*What you will do*.
Output each line of the material exactly as it stands.

-- Start Information given --

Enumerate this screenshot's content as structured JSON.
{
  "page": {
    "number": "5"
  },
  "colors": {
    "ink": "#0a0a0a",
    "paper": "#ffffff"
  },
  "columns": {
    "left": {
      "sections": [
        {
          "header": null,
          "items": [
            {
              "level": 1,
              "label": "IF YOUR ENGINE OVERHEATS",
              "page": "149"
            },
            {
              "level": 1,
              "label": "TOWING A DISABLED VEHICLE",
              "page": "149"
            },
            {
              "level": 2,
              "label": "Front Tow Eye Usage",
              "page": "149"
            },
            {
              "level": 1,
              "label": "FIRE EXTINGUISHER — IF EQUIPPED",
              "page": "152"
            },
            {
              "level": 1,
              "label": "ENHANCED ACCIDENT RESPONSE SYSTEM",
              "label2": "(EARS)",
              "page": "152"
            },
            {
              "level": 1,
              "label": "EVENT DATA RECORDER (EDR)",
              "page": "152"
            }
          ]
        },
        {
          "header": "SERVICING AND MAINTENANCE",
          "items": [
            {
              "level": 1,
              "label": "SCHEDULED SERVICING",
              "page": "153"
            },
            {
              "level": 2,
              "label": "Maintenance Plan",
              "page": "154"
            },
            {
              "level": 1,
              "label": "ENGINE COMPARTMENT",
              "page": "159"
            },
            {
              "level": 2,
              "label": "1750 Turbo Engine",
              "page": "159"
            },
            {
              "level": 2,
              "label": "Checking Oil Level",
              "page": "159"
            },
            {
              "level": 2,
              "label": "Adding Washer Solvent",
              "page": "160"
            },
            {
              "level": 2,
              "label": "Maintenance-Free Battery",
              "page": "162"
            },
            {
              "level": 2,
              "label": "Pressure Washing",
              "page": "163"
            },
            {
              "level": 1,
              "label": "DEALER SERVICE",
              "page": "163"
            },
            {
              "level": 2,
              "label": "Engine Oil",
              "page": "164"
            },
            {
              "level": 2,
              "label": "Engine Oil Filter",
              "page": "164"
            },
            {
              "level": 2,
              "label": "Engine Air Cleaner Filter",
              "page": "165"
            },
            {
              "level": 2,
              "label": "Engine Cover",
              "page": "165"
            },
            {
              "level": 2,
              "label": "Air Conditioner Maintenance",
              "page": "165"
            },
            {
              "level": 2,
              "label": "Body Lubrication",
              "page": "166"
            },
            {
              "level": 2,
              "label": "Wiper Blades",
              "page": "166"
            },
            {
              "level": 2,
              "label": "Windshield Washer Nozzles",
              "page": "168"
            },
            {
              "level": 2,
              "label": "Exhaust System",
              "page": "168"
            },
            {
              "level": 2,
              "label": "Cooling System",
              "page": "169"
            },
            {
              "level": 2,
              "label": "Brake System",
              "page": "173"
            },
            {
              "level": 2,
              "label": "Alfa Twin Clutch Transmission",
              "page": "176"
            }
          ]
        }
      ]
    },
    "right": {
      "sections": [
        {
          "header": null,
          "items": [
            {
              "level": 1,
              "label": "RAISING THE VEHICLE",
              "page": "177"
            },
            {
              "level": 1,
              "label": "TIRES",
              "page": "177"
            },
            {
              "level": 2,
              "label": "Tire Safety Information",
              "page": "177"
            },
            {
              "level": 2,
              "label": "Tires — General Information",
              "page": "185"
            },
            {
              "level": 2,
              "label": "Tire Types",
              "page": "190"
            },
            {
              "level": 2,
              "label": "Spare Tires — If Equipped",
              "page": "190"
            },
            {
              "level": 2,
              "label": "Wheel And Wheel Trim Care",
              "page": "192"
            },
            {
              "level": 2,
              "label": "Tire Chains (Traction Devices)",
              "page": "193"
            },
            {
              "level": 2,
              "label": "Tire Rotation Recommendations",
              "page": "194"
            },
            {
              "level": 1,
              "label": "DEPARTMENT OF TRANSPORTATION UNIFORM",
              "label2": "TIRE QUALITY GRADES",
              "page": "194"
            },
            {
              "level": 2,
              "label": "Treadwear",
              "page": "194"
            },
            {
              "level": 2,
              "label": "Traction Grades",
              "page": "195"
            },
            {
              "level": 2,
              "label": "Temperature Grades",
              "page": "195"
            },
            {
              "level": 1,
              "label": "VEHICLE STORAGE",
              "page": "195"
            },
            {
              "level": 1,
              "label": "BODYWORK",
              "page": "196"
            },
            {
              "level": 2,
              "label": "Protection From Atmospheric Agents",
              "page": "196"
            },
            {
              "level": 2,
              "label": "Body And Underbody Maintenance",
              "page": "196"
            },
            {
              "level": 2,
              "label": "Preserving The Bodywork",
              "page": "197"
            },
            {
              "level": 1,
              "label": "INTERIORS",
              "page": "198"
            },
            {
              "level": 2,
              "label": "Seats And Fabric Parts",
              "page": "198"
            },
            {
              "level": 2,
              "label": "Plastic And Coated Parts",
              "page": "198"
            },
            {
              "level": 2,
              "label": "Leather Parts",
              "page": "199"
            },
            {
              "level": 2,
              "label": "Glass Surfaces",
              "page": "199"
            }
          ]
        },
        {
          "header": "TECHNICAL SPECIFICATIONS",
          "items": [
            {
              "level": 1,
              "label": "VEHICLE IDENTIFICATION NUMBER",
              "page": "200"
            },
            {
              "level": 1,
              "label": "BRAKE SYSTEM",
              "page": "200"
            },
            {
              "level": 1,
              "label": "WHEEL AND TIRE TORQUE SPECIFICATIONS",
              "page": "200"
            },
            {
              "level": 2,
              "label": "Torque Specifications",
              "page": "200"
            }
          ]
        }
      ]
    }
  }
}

-- End Information given --

*Exercise result*.
Enumerate this screenshot's content as structured JSON.
{
  "page": {
    "number": "5"
  },
  "colors": {
    "ink": "#0a0a0a",
    "paper": "#ffffff"
  },
  "columns": {
    "left": {
      "sections": [
        {
          "header": null,
          "items": [
            {
              "level": 1,
              "label": "IF YOUR ENGINE OVERHEATS",
              "page": "149"
            },
            {
              "level": 1,
              "label": "TOWING A DISABLED VEHICLE",
              "page": "149"
            },
            {
              "level": 2,
              "label": "Front Tow Eye Usage",
              "page": "149"
            },
            {
              "level": 1,
              "label": "FIRE EXTINGUISHER — IF EQUIPPED",
              "page": "152"
            },
            {
              "level": 1,
              "label": "ENHANCED ACCIDENT RESPONSE SYSTEM",
              "label2": "(EARS)",
              "page": "152"
            },
            {
              "level": 1,
              "label": "EVENT DATA RECORDER (EDR)",
              "page": "152"
            }
          ]
        },
        {
          "header": "SERVICING AND MAINTENANCE",
          "items": [
            {
              "level": 1,
              "label": "SCHEDULED SERVICING",
              "page": "153"
            },
            {
              "level": 2,
              "label": "Maintenance Plan",
              "page": "154"
            },
            {
              "level": 1,
              "label": "ENGINE COMPARTMENT",
              "page": "159"
            },
            {
              "level": 2,
              "label": "1750 Turbo Engine",
              "page": "159"
            },
            {
              "level": 2,
              "label": "Checking Oil Level",
              "page": "159"
            },
            {
              "level": 2,
              "label": "Adding Washer Solvent",
              "page": "160"
            },
            {
              "level": 2,
              "label": "Maintenance-Free Battery",
              "page": "162"
            },
            {
              "level": 2,
              "label": "Pressure Washing",
              "page": "163"
            },
            {
              "level": 1,
              "label": "DEALER SERVICE",
              "page": "163"
            },
            {
              "level": 2,
              "label": "Engine Oil",
              "page": "164"
            },
            {
              "level": 2,
              "label": "Engine Oil Filter",
              "page": "164"
            },
            {
              "level": 2,
              "label": "Engine Air Cleaner Filter",
              "page": "165"
            },
            {
              "level": 2,
              "label": "Engine Cover",
              "page": "165"
            },
            {
              "level": 2,
              "label": "Air Conditioner Maintenance",
              "page": "165"
            },
            {
              "level": 2,
              "label": "Body Lubrication",
              "page": "166"
            },
            {
              "level": 2,
              "label": "Wiper Blades",
              "page": "166"
            },
            {
              "level": 2,
              "label": "Windshield Washer Nozzles",
              "page": "168"
            },
            {
              "level": 2,
              "label": "Exhaust System",
              "page": "168"
            },
            {
              "level": 2,
              "label": "Cooling System",
              "page": "169"
            },
            {
              "level": 2,
              "label": "Brake System",
              "page": "173"
            },
            {
              "level": 2,
              "label": "Alfa Twin Clutch Transmission",
              "page": "176"
            }
          ]
        }
      ]
    },
    "right": {
      "sections": [
        {
          "header": null,
          "items": [
            {
              "level": 1,
              "label": "RAISING THE VEHICLE",
              "page": "177"
            },
            {
              "level": 1,
              "label": "TIRES",
              "page": "177"
            },
            {
              "level": 2,
              "label": "Tire Safety Information",
              "page": "177"
            },
            {
              "level": 2,
              "label": "Tires — General Information",
              "page": "185"
            },
            {
              "level": 2,
              "label": "Tire Types",
              "page": "190"
            },
            {
              "level": 2,
              "label": "Spare Tires — If Equipped",
              "page": "190"
            },
            {
              "level": 2,
              "label": "Wheel And Wheel Trim Care",
              "page": "192"
            },
            {
              "level": 2,
              "label": "Tire Chains (Traction Devices)",
              "page": "193"
            },
            {
              "level": 2,
              "label": "Tire Rotation Recommendations",
              "page": "194"
            },
            {
              "level": 1,
              "label": "DEPARTMENT OF TRANSPORTATION UNIFORM",
              "label2": "TIRE QUALITY GRADES",
              "page": "194"
            },
            {
              "level": 2,
              "label": "Treadwear",
              "page": "194"
            },
            {
              "level": 2,
              "label": "Traction Grades",
              "page": "195"
            },
            {
              "level": 2,
              "label": "Temperature Grades",
              "page": "195"
            },
            {
              "level": 1,
              "label": "VEHICLE STORAGE",
              "page": "195"
            },
            {
              "level": 1,
              "label": "BODYWORK",
              "page": "196"
            },
            {
              "level": 2,
              "label": "Protection From Atmospheric Agents",
              "page": "196"
            },
            {
              "level": 2,
              "label": "Body And Underbody Maintenance",
              "page": "196"
            },
            {
              "level": 2,
              "label": "Preserving The Bodywork",
              "page": "197"
            },
            {
              "level": 1,
              "label": "INTERIORS",
              "page": "198"
            },
            {
              "level": 2,
              "label": "Seats And Fabric Parts",
              "page": "198"
            },
            {
              "level": 2,
              "label": "Plastic And Coated Parts",
              "page": "198"
            },
            {
              "level": 2,
              "label": "Leather Parts",
              "page": "199"
            },
            {
              "level": 2,
              "label": "Glass Surfaces",
              "page": "199"
            }
          ]
        },
        {
          "header": "TECHNICAL SPECIFICATIONS",
          "items": [
            {
              "level": 1,
              "label": "VEHICLE IDENTIFICATION NUMBER",
              "page": "200"
            },
            {
              "level": 1,
              "label": "BRAKE SYSTEM",
              "page": "200"
            },
            {
              "level": 1,
              "label": "WHEEL AND TIRE TORQUE SPECIFICATIONS",
              "page": "200"
            },
            {
              "level": 2,
              "label": "Torque Specifications",
              "page": "200"
            }
          ]
        }
      ]
    }
  }
}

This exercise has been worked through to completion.